Output all the entries word for word. Omit the pictures.

A block of data:
──────────

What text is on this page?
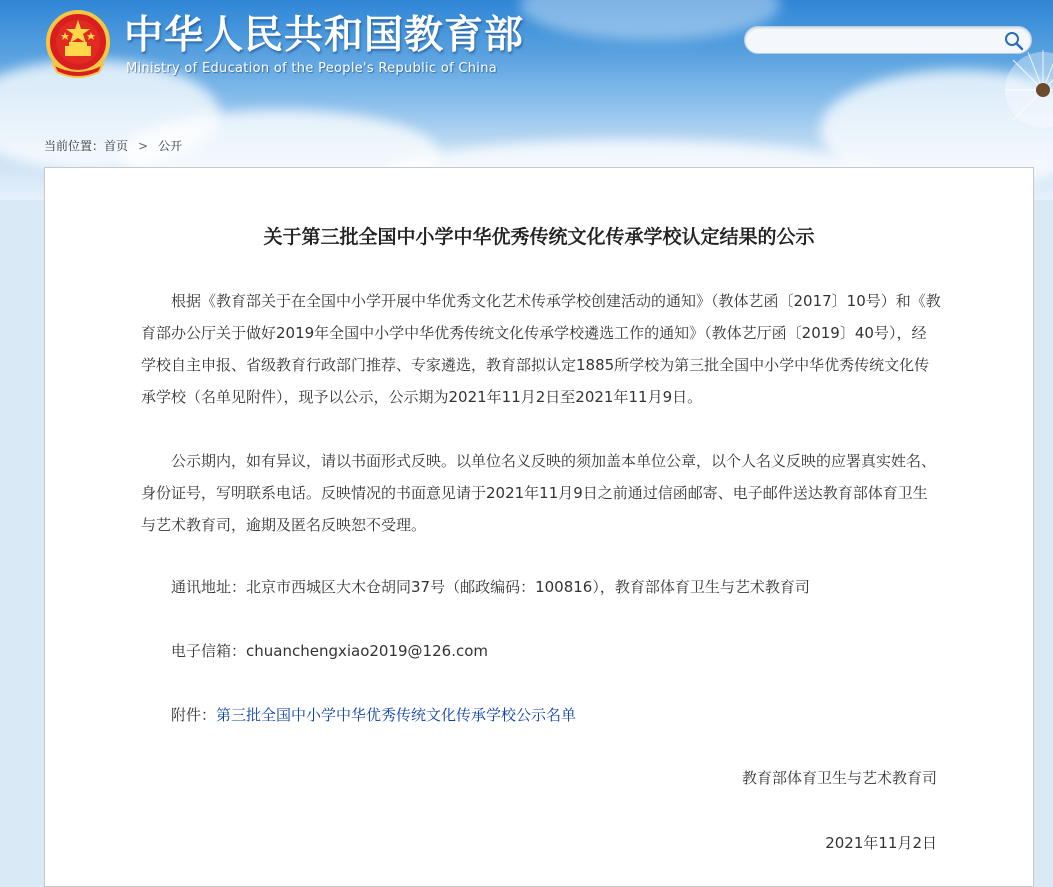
中华人民共和国教育部
Ministry of Education of the People's Republic of China
当前位置：首页 > 公开
关于第三批全国中小学中华优秀传统文化传承学校认定结果的公示

根据《教育部关于在全国中小学开展中华优秀文化艺术传承学校创建活动的通知》（教体艺函〔2017〕10号）和《教育部办公厅关于做好2019年全国中小学中华优秀传统文化传承学校遴选工作的通知》（教体艺厅函〔2019〕40号），经学校自主申报、省级教育行政部门推荐、专家遴选，教育部拟认定1885所学校为第三批全国中小学中华优秀传统文化传承学校（名单见附件），现予以公示，公示期为2021年11月2日至2021年11月9日。

公示期内，如有异议，请以书面形式反映。以单位名义反映的须加盖本单位公章，以个人名义反映的应署真实姓名、身份证号，写明联系电话。反映情况的书面意见请于2021年11月9日之前通过信函邮寄、电子邮件送达教育部体育卫生与艺术教育司，逾期及匿名反映恕不受理。

通讯地址：北京市西城区大木仓胡同37号（邮政编码：100816），教育部体育卫生与艺术教育司

电子信箱：chuanchengxiao2019@126.com

附件：第三批全国中小学中华优秀传统文化传承学校公示名单

教育部体育卫生与艺术教育司
2021年11月2日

──────────

# WRITTEN SOLUTION:
What text is on this page?
中华人民共和国教育部
Ministry of Education of the People's Republic of China
当前位置：首页 > 公开
关于第三批全国中小学中华优秀传统文化传承学校认定结果的公示

根据《教育部关于在全国中小学开展中华优秀文化艺术传承学校创建活动的通知》（教体艺函〔2017〕10号）和《教育部办公厅关于做好2019年全国中小学中华优秀传统文化传承学校遴选工作的通知》（教体艺厅函〔2019〕40号），经学校自主申报、省级教育行政部门推荐、专家遴选，教育部拟认定1885所学校为第三批全国中小学中华优秀传统文化传承学校（名单见附件），现予以公示，公示期为2021年11月2日至2021年11月9日。

公示期内，如有异议，请以书面形式反映。以单位名义反映的须加盖本单位公章，以个人名义反映的应署真实姓名、身份证号，写明联系电话。反映情况的书面意见请于2021年11月9日之前通过信函邮寄、电子邮件送达教育部体育卫生与艺术教育司，逾期及匿名反映恕不受理。

通讯地址：北京市西城区大木仓胡同37号（邮政编码：100816），教育部体育卫生与艺术教育司

电子信箱：chuanchengxiao2019@126.com

附件：第三批全国中小学中华优秀传统文化传承学校公示名单

教育部体育卫生与艺术教育司
2021年11月2日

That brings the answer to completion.